• [What the exercise asks] Each line of the material must be returned exactly.

##### Information provided

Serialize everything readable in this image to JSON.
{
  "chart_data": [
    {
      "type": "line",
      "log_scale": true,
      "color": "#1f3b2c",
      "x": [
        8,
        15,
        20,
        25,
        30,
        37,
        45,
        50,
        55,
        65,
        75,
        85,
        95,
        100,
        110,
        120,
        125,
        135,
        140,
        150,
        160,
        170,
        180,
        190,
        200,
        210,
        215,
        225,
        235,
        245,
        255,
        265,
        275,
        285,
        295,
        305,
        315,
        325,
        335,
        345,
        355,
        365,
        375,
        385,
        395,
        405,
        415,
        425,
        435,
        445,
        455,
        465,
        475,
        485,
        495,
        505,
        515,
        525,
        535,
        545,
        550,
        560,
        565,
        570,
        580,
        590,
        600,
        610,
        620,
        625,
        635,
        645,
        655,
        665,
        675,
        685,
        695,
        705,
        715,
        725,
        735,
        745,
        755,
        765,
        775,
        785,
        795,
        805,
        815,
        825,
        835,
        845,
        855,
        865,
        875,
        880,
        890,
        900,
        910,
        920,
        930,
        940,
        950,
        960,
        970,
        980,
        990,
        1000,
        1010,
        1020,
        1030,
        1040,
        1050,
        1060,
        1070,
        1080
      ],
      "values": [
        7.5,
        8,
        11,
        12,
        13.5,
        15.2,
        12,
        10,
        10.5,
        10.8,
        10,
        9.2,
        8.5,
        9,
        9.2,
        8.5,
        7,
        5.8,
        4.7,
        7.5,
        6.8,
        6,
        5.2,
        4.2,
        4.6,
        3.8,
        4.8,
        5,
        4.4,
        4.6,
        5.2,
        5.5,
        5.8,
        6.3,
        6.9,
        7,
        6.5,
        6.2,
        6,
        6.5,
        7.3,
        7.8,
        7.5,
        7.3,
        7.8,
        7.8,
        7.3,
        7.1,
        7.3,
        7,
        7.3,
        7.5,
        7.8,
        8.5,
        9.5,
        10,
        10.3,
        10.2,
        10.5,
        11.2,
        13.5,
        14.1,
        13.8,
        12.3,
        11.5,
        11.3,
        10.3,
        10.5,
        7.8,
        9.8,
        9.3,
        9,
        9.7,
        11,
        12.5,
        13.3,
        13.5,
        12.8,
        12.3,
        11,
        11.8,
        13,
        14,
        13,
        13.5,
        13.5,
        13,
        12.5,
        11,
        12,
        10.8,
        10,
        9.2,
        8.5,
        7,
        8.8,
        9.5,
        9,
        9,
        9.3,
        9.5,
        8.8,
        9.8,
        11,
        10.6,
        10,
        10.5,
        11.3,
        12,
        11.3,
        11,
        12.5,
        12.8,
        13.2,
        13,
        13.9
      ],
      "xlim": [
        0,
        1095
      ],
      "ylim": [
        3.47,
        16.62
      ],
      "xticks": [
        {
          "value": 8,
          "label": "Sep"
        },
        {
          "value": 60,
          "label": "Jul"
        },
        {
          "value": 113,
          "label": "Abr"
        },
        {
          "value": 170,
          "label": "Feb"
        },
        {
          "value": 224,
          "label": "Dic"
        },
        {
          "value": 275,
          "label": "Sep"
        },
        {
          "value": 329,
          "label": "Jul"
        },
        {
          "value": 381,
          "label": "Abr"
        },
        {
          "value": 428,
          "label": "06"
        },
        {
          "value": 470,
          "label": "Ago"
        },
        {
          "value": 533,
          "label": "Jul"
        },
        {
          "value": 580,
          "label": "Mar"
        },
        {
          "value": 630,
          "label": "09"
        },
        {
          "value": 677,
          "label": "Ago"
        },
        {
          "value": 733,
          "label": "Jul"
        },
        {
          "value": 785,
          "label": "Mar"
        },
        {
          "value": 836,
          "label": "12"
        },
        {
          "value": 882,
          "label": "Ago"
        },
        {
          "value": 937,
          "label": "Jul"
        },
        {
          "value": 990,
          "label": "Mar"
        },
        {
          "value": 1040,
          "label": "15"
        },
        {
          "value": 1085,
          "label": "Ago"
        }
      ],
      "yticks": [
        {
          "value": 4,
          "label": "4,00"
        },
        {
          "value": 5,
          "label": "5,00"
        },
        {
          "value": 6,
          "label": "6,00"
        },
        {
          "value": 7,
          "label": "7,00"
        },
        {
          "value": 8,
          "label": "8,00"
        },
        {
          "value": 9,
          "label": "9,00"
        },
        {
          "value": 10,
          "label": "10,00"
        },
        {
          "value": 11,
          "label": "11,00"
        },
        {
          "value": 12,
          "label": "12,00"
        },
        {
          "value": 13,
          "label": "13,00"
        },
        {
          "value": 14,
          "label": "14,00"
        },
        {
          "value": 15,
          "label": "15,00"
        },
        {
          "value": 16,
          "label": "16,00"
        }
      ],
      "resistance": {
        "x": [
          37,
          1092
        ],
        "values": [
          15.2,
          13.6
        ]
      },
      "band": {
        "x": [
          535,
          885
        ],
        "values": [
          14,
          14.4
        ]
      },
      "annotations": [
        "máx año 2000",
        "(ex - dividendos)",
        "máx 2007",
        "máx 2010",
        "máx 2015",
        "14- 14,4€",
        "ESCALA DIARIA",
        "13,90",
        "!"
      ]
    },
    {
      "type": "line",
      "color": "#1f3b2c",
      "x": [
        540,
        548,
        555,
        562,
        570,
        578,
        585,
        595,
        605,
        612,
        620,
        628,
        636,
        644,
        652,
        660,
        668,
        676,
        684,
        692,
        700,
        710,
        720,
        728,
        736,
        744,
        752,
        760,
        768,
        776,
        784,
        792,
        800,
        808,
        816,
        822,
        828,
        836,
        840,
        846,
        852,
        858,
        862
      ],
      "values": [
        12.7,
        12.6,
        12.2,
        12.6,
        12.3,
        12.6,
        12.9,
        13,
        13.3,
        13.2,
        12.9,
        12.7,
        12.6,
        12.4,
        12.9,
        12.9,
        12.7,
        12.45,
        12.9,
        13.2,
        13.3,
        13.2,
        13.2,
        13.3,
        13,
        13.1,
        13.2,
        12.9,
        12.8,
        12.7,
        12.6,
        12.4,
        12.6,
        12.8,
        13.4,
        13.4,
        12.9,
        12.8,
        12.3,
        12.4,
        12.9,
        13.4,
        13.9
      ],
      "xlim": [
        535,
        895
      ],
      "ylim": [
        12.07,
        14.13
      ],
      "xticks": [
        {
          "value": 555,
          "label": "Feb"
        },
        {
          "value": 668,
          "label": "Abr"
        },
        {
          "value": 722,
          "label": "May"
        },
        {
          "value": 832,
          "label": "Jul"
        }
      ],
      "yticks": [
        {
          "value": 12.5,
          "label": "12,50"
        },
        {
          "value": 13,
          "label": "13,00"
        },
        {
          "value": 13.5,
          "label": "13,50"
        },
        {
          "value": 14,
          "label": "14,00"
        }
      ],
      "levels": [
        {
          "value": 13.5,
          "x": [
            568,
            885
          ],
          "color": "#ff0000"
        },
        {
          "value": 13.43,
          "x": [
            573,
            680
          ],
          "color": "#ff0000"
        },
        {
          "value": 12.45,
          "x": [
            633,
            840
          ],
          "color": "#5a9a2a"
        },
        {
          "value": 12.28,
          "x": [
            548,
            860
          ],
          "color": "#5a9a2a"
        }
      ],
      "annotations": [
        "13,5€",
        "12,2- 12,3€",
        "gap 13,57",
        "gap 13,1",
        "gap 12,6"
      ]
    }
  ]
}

##########

• [Solution for this exercise]
Serialize everything readable in this image to JSON.
{
  "chart_data": [
    {
      "type": "line",
      "log_scale": true,
      "color": "#1f3b2c",
      "x": [
        8,
        15,
        20,
        25,
        30,
        37,
        45,
        50,
        55,
        65,
        75,
        85,
        95,
        100,
        110,
        120,
        125,
        135,
        140,
        150,
        160,
        170,
        180,
        190,
        200,
        210,
        215,
        225,
        235,
        245,
        255,
        265,
        275,
        285,
        295,
        305,
        315,
        325,
        335,
        345,
        355,
        365,
        375,
        385,
        395,
        405,
        415,
        425,
        435,
        445,
        455,
        465,
        475,
        485,
        495,
        505,
        515,
        525,
        535,
        545,
        550,
        560,
        565,
        570,
        580,
        590,
        600,
        610,
        620,
        625,
        635,
        645,
        655,
        665,
        675,
        685,
        695,
        705,
        715,
        725,
        735,
        745,
        755,
        765,
        775,
        785,
        795,
        805,
        815,
        825,
        835,
        845,
        855,
        865,
        875,
        880,
        890,
        900,
        910,
        920,
        930,
        940,
        950,
        960,
        970,
        980,
        990,
        1000,
        1010,
        1020,
        1030,
        1040,
        1050,
        1060,
        1070,
        1080
      ],
      "values": [
        7.5,
        8,
        11,
        12,
        13.5,
        15.2,
        12,
        10,
        10.5,
        10.8,
        10,
        9.2,
        8.5,
        9,
        9.2,
        8.5,
        7,
        5.8,
        4.7,
        7.5,
        6.8,
        6,
        5.2,
        4.2,
        4.6,
        3.8,
        4.8,
        5,
        4.4,
        4.6,
        5.2,
        5.5,
        5.8,
        6.3,
        6.9,
        7,
        6.5,
        6.2,
        6,
        6.5,
        7.3,
        7.8,
        7.5,
        7.3,
        7.8,
        7.8,
        7.3,
        7.1,
        7.3,
        7,
        7.3,
        7.5,
        7.8,
        8.5,
        9.5,
        10,
        10.3,
        10.2,
        10.5,
        11.2,
        13.5,
        14.1,
        13.8,
        12.3,
        11.5,
        11.3,
        10.3,
        10.5,
        7.8,
        9.8,
        9.3,
        9,
        9.7,
        11,
        12.5,
        13.3,
        13.5,
        12.8,
        12.3,
        11,
        11.8,
        13,
        14,
        13,
        13.5,
        13.5,
        13,
        12.5,
        11,
        12,
        10.8,
        10,
        9.2,
        8.5,
        7,
        8.8,
        9.5,
        9,
        9,
        9.3,
        9.5,
        8.8,
        9.8,
        11,
        10.6,
        10,
        10.5,
        11.3,
        12,
        11.3,
        11,
        12.5,
        12.8,
        13.2,
        13,
        13.9
      ],
      "xlim": [
        0,
        1095
      ],
      "ylim": [
        3.47,
        16.62
      ],
      "xticks": [
        {
          "value": 8,
          "label": "Sep"
        },
        {
          "value": 60,
          "label": "Jul"
        },
        {
          "value": 113,
          "label": "Abr"
        },
        {
          "value": 170,
          "label": "Feb"
        },
        {
          "value": 224,
          "label": "Dic"
        },
        {
          "value": 275,
          "label": "Sep"
        },
        {
          "value": 329,
          "label": "Jul"
        },
        {
          "value": 381,
          "label": "Abr"
        },
        {
          "value": 428,
          "label": "06"
        },
        {
          "value": 470,
          "label": "Ago"
        },
        {
          "value": 533,
          "label": "Jul"
        },
        {
          "value": 580,
          "label": "Mar"
        },
        {
          "value": 630,
          "label": "09"
        },
        {
          "value": 677,
          "label": "Ago"
        },
        {
          "value": 733,
          "label": "Jul"
        },
        {
          "value": 785,
          "label": "Mar"
        },
        {
          "value": 836,
          "label": "12"
        },
        {
          "value": 882,
          "label": "Ago"
        },
        {
          "value": 937,
          "label": "Jul"
        },
        {
          "value": 990,
          "label": "Mar"
        },
        {
          "value": 1040,
          "label": "15"
        },
        {
          "value": 1085,
          "label": "Ago"
        }
      ],
      "yticks": [
        {
          "value": 4,
          "label": "4,00"
        },
        {
          "value": 5,
          "label": "5,00"
        },
        {
          "value": 6,
          "label": "6,00"
        },
        {
          "value": 7,
          "label": "7,00"
        },
        {
          "value": 8,
          "label": "8,00"
        },
        {
          "value": 9,
          "label": "9,00"
        },
        {
          "value": 10,
          "label": "10,00"
        },
        {
          "value": 11,
          "label": "11,00"
        },
        {
          "value": 12,
          "label": "12,00"
        },
        {
          "value": 13,
          "label": "13,00"
        },
        {
          "value": 14,
          "label": "14,00"
        },
        {
          "value": 15,
          "label": "15,00"
        },
        {
          "value": 16,
          "label": "16,00"
        }
      ],
      "resistance": {
        "x": [
          37,
          1092
        ],
        "values": [
          15.2,
          13.6
        ]
      },
      "band": {
        "x": [
          535,
          885
        ],
        "values": [
          14,
          14.4
        ]
      },
      "annotations": [
        "máx año 2000",
        "(ex - dividendos)",
        "máx 2007",
        "máx 2010",
        "máx 2015",
        "14- 14,4€",
        "ESCALA DIARIA",
        "13,90",
        "!"
      ]
    },
    {
      "type": "line",
      "color": "#1f3b2c",
      "x": [
        540,
        548,
        555,
        562,
        570,
        578,
        585,
        595,
        605,
        612,
        620,
        628,
        636,
        644,
        652,
        660,
        668,
        676,
        684,
        692,
        700,
        710,
        720,
        728,
        736,
        744,
        752,
        760,
        768,
        776,
        784,
        792,
        800,
        808,
        816,
        822,
        828,
        836,
        840,
        846,
        852,
        858,
        862
      ],
      "values": [
        12.7,
        12.6,
        12.2,
        12.6,
        12.3,
        12.6,
        12.9,
        13,
        13.3,
        13.2,
        12.9,
        12.7,
        12.6,
        12.4,
        12.9,
        12.9,
        12.7,
        12.45,
        12.9,
        13.2,
        13.3,
        13.2,
        13.2,
        13.3,
        13,
        13.1,
        13.2,
        12.9,
        12.8,
        12.7,
        12.6,
        12.4,
        12.6,
        12.8,
        13.4,
        13.4,
        12.9,
        12.8,
        12.3,
        12.4,
        12.9,
        13.4,
        13.9
      ],
      "xlim": [
        535,
        895
      ],
      "ylim": [
        12.07,
        14.13
      ],
      "xticks": [
        {
          "value": 555,
          "label": "Feb"
        },
        {
          "value": 668,
          "label": "Abr"
        },
        {
          "value": 722,
          "label": "May"
        },
        {
          "value": 832,
          "label": "Jul"
        }
      ],
      "yticks": [
        {
          "value": 12.5,
          "label": "12,50"
        },
        {
          "value": 13,
          "label": "13,00"
        },
        {
          "value": 13.5,
          "label": "13,50"
        },
        {
          "value": 14,
          "label": "14,00"
        }
      ],
      "levels": [
        {
          "value": 13.5,
          "x": [
            568,
            885
          ],
          "color": "#ff0000"
        },
        {
          "value": 13.43,
          "x": [
            573,
            680
          ],
          "color": "#ff0000"
        },
        {
          "value": 12.45,
          "x": [
            633,
            840
          ],
          "color": "#5a9a2a"
        },
        {
          "value": 12.28,
          "x": [
            548,
            860
          ],
          "color": "#5a9a2a"
        }
      ],
      "annotations": [
        "13,5€",
        "12,2- 12,3€",
        "gap 13,57",
        "gap 13,1",
        "gap 12,6"
      ]
    }
  ]
}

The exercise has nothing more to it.